THE INPUT start

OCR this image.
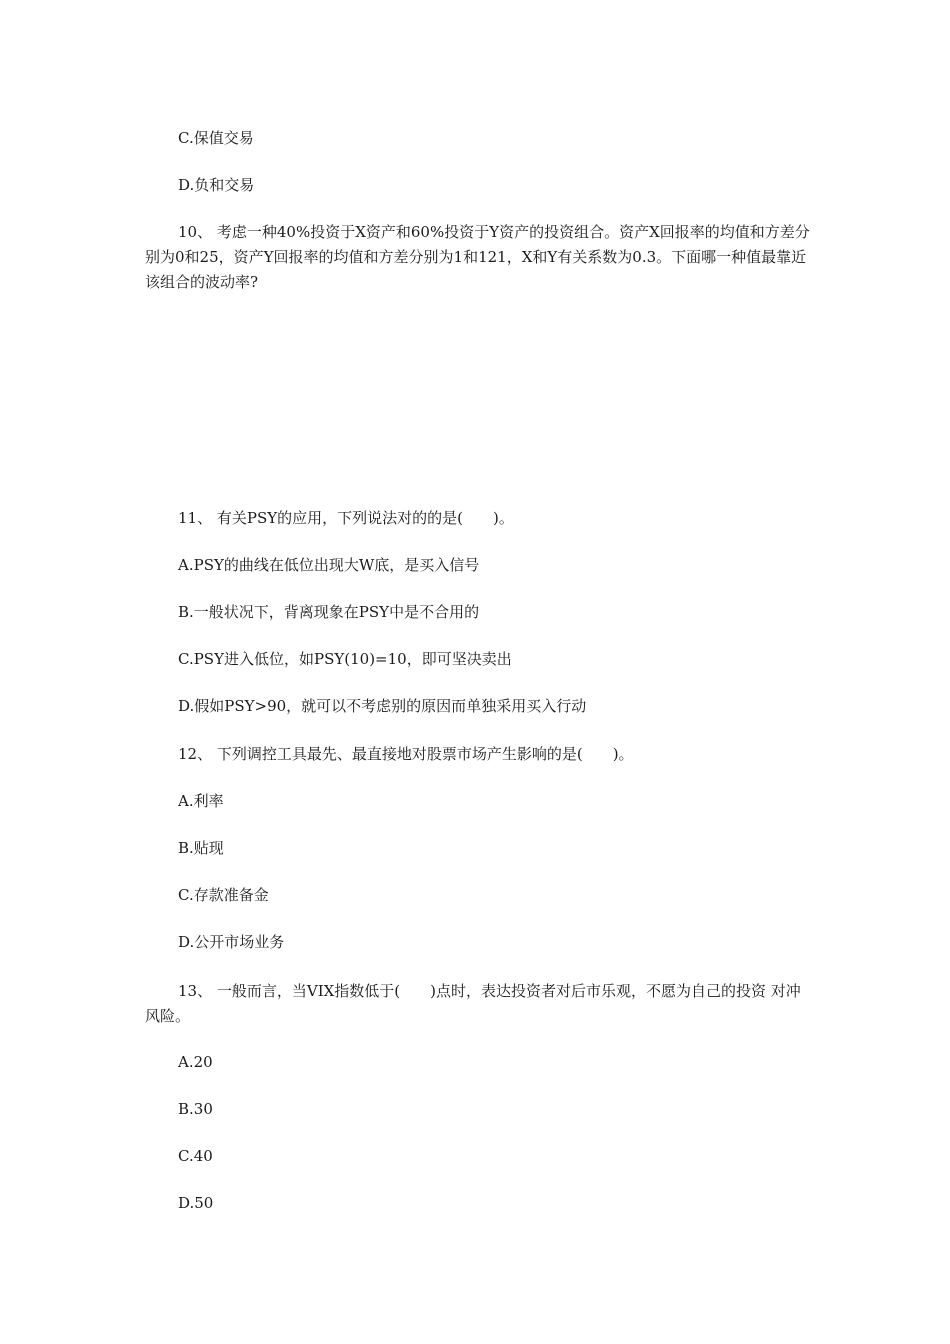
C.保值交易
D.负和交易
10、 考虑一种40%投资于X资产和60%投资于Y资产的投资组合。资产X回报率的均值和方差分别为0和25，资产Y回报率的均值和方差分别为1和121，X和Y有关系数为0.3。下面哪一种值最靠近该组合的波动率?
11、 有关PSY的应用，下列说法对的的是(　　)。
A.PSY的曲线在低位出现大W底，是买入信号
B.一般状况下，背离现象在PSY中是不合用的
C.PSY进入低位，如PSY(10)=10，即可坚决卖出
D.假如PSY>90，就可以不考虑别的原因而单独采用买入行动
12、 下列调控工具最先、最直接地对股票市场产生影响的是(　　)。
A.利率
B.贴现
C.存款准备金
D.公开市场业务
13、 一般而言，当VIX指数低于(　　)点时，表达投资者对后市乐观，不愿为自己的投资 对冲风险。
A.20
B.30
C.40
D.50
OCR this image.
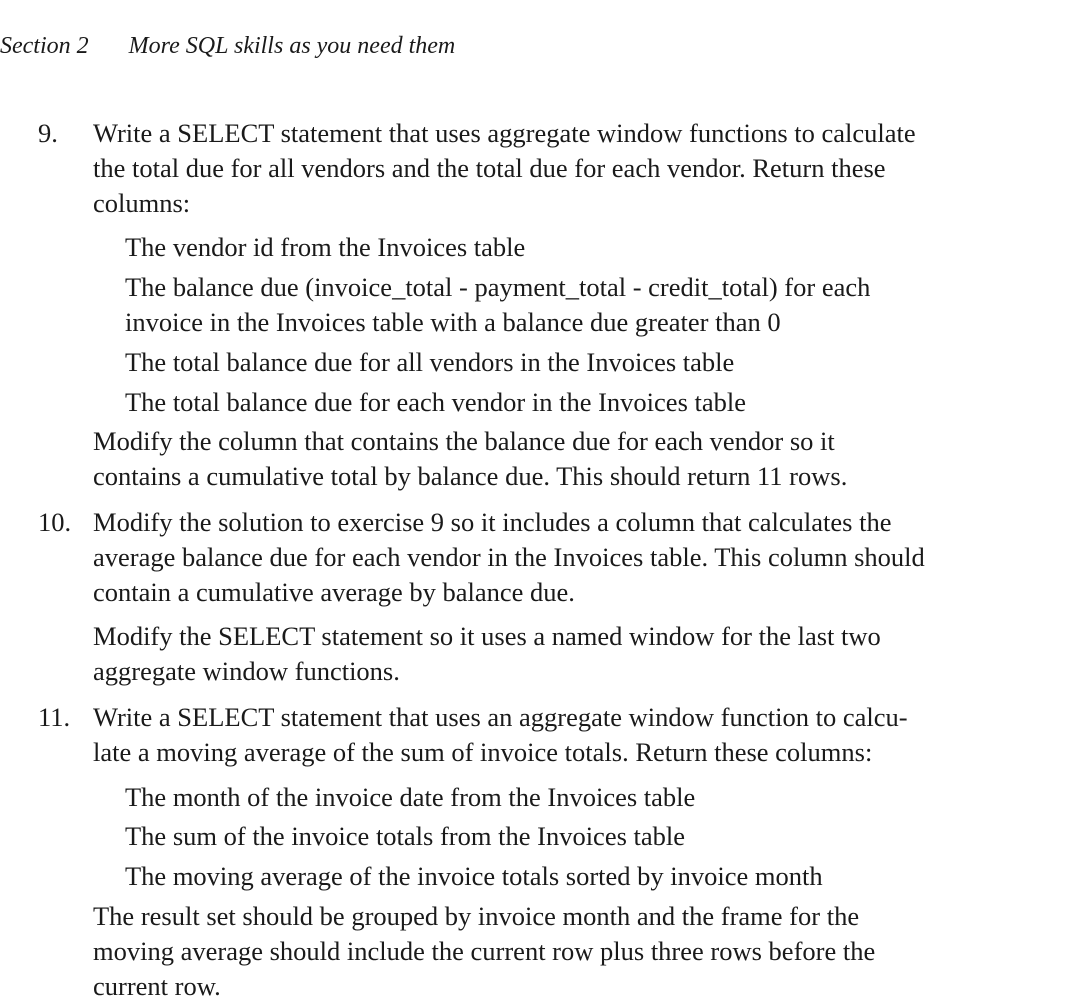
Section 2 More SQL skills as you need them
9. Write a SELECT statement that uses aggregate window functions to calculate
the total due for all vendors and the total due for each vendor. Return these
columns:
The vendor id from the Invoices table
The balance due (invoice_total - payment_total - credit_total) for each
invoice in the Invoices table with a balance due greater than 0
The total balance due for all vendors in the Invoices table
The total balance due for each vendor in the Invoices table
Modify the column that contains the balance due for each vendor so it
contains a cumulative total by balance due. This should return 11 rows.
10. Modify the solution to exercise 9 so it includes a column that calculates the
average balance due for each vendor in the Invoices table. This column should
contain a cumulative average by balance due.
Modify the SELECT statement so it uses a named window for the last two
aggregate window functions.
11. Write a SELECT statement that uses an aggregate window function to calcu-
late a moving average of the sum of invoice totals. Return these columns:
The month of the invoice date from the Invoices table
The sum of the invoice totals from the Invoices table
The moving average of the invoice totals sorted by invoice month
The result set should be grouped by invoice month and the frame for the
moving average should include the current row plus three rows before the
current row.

THE INPUT end

Copy out the entries verbatim and leave the images out.

OCR this image.
C.保值交易
D.负和交易
10、 考虑一种40%投资于X资产和60%投资于Y资产的投资组合。资产X回报率的均值和方差分别为0和25，资产Y回报率的均值和方差分别为1和121，X和Y有关系数为0.3。下面哪一种值最靠近该组合的波动率?
11、 有关PSY的应用，下列说法对的的是(　　)。
A.PSY的曲线在低位出现大W底，是买入信号
B.一般状况下，背离现象在PSY中是不合用的
C.PSY进入低位，如PSY(10)=10，即可坚决卖出
D.假如PSY>90，就可以不考虑别的原因而单独采用买入行动
12、 下列调控工具最先、最直接地对股票市场产生影响的是(　　)。
A.利率
B.贴现
C.存款准备金
D.公开市场业务
13、 一般而言，当VIX指数低于(　　)点时，表达投资者对后市乐观，不愿为自己的投资 对冲风险。
A.20
B.30
C.40
D.50
OCR this image.
Section 2 More SQL skills as you need them
9. Write a SELECT statement that uses aggregate window functions to calculate
the total due for all vendors and the total due for each vendor. Return these
columns:
The vendor id from the Invoices table
The balance due (invoice_total - payment_total - credit_total) for each
invoice in the Invoices table with a balance due greater than 0
The total balance due for all vendors in the Invoices table
The total balance due for each vendor in the Invoices table
Modify the column that contains the balance due for each vendor so it
contains a cumulative total by balance due. This should return 11 rows.
10. Modify the solution to exercise 9 so it includes a column that calculates the
average balance due for each vendor in the Invoices table. This column should
contain a cumulative average by balance due.
Modify the SELECT statement so it uses a named window for the last two
aggregate window functions.
11. Write a SELECT statement that uses an aggregate window function to calcu-
late a moving average of the sum of invoice totals. Return these columns:
The month of the invoice date from the Invoices table
The sum of the invoice totals from the Invoices table
The moving average of the invoice totals sorted by invoice month
The result set should be grouped by invoice month and the frame for the
moving average should include the current row plus three rows before the
current row.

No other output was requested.